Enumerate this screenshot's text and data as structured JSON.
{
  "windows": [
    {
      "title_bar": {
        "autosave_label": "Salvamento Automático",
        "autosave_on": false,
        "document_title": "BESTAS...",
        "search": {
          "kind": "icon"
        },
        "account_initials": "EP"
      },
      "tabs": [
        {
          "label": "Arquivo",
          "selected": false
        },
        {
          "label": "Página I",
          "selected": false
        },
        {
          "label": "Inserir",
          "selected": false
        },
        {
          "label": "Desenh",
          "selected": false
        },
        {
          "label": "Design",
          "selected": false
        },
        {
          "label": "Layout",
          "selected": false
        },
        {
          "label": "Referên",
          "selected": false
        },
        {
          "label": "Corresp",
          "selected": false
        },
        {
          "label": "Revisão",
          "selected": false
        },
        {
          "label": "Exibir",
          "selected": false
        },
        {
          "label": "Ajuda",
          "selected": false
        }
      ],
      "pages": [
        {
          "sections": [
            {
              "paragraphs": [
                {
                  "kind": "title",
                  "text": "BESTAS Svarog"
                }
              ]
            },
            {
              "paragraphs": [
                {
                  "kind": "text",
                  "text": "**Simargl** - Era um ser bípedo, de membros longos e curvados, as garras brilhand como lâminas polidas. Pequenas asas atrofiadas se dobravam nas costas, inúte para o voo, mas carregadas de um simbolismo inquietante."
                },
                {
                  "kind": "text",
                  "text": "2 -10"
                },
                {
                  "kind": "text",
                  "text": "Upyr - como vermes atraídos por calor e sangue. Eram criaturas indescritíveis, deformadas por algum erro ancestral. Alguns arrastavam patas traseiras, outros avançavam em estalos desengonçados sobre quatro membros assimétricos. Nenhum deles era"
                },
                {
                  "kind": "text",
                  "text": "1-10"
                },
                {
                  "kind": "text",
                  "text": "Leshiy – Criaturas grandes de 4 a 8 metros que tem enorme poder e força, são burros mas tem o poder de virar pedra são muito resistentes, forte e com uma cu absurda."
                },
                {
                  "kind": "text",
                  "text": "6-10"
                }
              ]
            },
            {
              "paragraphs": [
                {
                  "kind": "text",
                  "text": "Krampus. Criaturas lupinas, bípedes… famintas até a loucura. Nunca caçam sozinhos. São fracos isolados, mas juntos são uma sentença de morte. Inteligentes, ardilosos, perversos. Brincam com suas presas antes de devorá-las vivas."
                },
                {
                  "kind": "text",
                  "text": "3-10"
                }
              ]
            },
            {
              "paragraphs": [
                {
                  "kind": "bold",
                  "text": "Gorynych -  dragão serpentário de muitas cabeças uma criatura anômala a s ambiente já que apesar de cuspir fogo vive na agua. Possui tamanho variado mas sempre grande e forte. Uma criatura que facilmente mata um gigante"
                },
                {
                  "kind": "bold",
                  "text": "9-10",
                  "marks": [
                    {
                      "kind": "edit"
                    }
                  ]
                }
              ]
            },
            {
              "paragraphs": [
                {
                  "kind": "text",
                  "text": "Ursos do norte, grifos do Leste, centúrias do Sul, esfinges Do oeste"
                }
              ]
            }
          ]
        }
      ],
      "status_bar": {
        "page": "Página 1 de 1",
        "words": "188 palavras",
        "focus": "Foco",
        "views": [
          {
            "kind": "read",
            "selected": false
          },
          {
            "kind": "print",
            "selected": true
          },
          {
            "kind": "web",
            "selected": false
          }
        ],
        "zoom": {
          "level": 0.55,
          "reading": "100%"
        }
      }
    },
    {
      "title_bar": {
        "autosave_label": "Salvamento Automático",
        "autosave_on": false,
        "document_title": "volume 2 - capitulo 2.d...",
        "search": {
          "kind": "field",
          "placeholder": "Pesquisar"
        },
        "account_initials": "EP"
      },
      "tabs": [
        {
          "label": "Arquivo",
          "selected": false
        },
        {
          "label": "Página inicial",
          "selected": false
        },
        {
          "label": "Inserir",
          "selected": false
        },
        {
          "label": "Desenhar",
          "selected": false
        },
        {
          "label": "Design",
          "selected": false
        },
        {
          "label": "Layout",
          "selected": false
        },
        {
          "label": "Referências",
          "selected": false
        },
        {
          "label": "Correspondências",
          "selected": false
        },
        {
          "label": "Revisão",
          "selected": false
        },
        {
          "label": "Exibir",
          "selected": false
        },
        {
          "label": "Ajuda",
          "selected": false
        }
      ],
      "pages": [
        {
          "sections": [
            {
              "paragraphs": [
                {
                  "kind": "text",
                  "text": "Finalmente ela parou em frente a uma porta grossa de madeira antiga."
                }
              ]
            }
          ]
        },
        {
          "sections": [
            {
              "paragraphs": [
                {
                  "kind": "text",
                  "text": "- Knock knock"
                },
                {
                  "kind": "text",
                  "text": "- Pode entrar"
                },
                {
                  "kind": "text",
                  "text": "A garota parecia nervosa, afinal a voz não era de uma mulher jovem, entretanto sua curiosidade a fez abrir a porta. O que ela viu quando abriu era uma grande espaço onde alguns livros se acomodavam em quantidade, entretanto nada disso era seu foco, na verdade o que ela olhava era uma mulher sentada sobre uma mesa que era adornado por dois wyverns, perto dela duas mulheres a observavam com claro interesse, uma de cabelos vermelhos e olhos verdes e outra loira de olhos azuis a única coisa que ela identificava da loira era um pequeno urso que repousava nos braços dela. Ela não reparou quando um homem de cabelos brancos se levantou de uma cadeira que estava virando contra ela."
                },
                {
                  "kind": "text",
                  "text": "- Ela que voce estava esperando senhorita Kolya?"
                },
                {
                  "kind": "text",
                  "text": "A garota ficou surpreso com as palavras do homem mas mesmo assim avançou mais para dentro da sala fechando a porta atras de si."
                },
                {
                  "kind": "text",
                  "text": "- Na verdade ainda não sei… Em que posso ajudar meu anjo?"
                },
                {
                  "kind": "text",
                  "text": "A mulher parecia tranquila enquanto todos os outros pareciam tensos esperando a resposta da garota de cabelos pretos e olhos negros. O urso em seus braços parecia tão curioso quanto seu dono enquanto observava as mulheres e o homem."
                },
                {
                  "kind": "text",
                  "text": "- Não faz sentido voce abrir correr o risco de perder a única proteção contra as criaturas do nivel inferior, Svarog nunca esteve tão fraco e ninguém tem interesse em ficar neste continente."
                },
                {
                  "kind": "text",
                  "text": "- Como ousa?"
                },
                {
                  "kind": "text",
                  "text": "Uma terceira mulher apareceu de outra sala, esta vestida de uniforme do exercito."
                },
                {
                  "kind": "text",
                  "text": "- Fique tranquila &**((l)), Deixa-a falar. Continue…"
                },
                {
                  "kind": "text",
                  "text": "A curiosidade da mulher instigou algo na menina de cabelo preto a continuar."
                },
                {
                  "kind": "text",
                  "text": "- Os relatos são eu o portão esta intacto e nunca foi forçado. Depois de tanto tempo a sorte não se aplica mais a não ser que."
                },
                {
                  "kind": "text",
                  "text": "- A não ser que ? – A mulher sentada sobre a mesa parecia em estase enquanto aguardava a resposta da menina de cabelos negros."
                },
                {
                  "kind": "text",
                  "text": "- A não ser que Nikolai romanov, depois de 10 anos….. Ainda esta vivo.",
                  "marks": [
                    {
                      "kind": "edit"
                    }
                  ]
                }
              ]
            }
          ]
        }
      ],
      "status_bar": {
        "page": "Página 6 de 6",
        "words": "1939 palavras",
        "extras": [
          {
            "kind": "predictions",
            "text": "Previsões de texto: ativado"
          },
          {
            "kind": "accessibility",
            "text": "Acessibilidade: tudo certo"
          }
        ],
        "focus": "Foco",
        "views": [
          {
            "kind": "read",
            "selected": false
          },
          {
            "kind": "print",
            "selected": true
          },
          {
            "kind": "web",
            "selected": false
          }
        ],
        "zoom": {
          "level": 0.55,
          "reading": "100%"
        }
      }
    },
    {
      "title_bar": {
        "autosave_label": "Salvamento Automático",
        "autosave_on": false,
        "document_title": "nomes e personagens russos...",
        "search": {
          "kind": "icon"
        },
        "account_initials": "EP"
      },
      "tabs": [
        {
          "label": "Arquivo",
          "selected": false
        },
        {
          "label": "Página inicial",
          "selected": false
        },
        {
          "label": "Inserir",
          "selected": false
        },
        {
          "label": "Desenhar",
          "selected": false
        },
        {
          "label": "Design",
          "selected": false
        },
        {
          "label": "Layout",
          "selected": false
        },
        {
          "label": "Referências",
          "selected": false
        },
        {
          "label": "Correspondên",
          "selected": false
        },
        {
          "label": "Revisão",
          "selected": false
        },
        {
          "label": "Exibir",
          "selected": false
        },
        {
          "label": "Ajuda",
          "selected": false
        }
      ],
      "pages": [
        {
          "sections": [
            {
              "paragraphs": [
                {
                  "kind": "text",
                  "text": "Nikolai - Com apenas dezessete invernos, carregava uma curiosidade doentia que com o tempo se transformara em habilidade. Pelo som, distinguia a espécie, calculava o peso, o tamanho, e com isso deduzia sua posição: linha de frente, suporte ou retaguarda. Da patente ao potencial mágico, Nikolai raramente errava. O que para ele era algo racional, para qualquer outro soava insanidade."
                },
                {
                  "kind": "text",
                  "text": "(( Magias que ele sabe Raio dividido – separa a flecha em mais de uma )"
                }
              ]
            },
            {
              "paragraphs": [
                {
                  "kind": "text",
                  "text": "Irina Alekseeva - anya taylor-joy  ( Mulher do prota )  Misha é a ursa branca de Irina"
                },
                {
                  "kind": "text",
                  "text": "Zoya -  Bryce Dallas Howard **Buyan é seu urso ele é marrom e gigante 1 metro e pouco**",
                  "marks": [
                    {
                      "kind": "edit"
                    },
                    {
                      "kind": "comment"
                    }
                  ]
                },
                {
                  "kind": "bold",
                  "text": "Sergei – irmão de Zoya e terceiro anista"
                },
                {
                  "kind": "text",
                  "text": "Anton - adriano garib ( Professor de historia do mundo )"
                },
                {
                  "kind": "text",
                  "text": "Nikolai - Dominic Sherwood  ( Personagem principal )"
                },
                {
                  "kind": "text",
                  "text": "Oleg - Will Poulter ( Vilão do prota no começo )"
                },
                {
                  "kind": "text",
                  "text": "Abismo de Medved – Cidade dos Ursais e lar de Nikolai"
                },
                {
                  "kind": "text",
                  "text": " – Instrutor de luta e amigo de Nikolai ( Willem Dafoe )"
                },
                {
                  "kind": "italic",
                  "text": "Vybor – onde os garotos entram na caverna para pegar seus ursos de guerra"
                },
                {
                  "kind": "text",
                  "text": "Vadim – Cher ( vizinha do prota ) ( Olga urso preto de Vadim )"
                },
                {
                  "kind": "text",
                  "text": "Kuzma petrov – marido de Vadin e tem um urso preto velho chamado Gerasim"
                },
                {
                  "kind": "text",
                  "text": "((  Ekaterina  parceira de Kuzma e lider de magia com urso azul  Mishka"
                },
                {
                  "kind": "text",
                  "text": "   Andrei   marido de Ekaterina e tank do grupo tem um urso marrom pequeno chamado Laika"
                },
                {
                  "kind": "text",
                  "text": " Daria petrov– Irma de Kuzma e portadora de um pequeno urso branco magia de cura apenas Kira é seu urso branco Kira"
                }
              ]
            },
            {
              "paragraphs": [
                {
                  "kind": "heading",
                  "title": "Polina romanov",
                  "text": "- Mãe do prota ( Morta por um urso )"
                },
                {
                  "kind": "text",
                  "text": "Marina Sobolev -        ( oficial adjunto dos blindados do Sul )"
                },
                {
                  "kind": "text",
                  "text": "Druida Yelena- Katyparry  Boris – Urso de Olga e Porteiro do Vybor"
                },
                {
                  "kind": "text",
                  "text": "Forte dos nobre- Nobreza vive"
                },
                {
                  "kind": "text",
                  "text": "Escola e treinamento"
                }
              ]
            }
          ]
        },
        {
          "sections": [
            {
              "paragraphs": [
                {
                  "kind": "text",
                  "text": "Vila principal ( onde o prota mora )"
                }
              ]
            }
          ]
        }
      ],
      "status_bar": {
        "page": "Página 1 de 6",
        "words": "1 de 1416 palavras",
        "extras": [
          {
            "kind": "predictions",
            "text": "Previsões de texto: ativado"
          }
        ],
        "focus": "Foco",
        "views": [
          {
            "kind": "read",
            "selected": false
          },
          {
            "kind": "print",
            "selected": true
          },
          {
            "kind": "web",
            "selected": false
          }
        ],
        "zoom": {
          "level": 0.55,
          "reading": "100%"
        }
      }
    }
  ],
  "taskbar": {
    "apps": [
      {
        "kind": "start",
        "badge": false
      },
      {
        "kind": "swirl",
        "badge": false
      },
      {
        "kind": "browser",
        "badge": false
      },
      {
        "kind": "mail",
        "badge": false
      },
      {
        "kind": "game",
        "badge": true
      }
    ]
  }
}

* **WHAT YOU WILL DO**:
Say how many lines above hold the word "olhos", giving only the count.

* **RESULT OF THIS EXERCISE**:
2